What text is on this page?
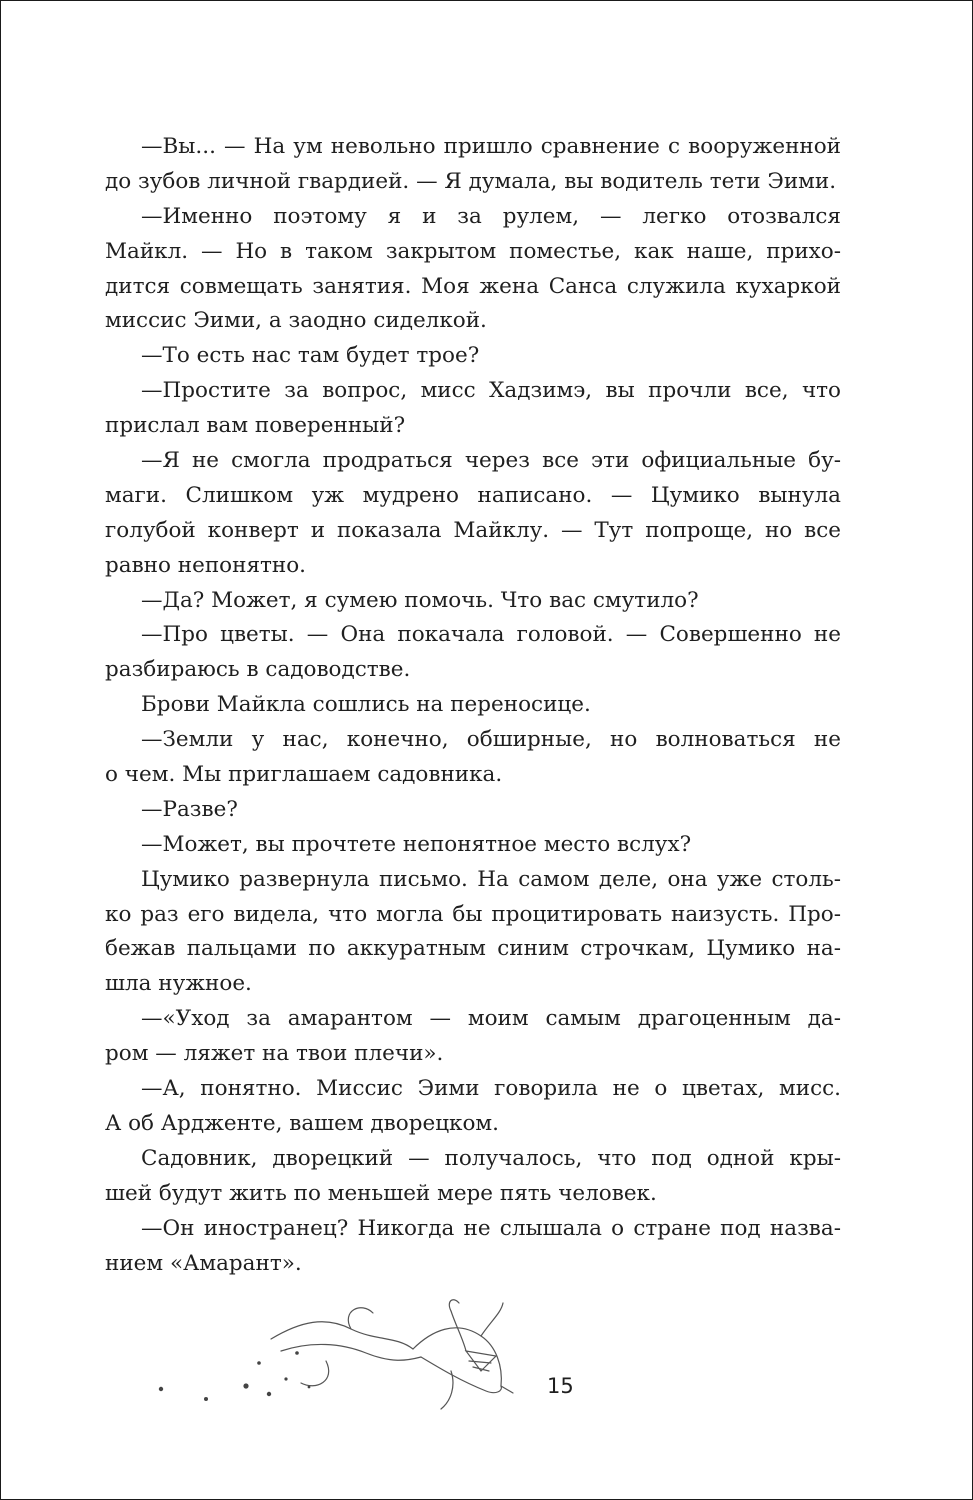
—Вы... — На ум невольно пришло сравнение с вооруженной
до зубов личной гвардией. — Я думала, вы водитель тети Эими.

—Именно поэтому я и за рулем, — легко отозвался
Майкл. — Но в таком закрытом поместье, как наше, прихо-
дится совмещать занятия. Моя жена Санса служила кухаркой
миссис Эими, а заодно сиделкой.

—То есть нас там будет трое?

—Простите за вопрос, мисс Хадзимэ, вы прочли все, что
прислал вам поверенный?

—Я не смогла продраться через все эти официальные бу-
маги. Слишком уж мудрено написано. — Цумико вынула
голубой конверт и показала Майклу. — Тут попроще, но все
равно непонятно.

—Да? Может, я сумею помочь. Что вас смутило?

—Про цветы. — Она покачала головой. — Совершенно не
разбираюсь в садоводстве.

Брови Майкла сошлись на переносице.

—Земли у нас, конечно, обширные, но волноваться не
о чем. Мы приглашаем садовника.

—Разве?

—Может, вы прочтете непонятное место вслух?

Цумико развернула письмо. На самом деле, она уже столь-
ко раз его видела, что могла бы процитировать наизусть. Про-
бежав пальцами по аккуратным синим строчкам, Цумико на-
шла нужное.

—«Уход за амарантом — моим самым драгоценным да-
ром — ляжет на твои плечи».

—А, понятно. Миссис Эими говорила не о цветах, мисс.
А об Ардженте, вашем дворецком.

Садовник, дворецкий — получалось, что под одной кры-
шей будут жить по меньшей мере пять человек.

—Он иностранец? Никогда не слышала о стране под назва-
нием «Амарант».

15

● ● ● ● ●

* [TASK GOAL]
Every line above should be repeated exactly; pictures stay out of the copy.

* [EXERCISE SOLUTION]
What text is on this page?
—Вы... — На ум невольно пришло сравнение с вооруженной
до зубов личной гвардией. — Я думала, вы водитель тети Эими.

—Именно поэтому я и за рулем, — легко отозвался
Майкл. — Но в таком закрытом поместье, как наше, прихо-
дится совмещать занятия. Моя жена Санса служила кухаркой
миссис Эими, а заодно сиделкой.

—То есть нас там будет трое?

—Простите за вопрос, мисс Хадзимэ, вы прочли все, что
прислал вам поверенный?

—Я не смогла продраться через все эти официальные бу-
маги. Слишком уж мудрено написано. — Цумико вынула
голубой конверт и показала Майклу. — Тут попроще, но все
равно непонятно.

—Да? Может, я сумею помочь. Что вас смутило?

—Про цветы. — Она покачала головой. — Совершенно не
разбираюсь в садоводстве.

Брови Майкла сошлись на переносице.

—Земли у нас, конечно, обширные, но волноваться не
о чем. Мы приглашаем садовника.

—Разве?

—Может, вы прочтете непонятное место вслух?

Цумико развернула письмо. На самом деле, она уже столь-
ко раз его видела, что могла бы процитировать наизусть. Про-
бежав пальцами по аккуратным синим строчкам, Цумико на-
шла нужное.

—«Уход за амарантом — моим самым драгоценным да-
ром — ляжет на твои плечи».

—А, понятно. Миссис Эими говорила не о цветах, мисс.
А об Ардженте, вашем дворецком.

Садовник, дворецкий — получалось, что под одной кры-
шей будут жить по меньшей мере пять человек.

—Он иностранец? Никогда не слышала о стране под назва-
нием «Амарант».

15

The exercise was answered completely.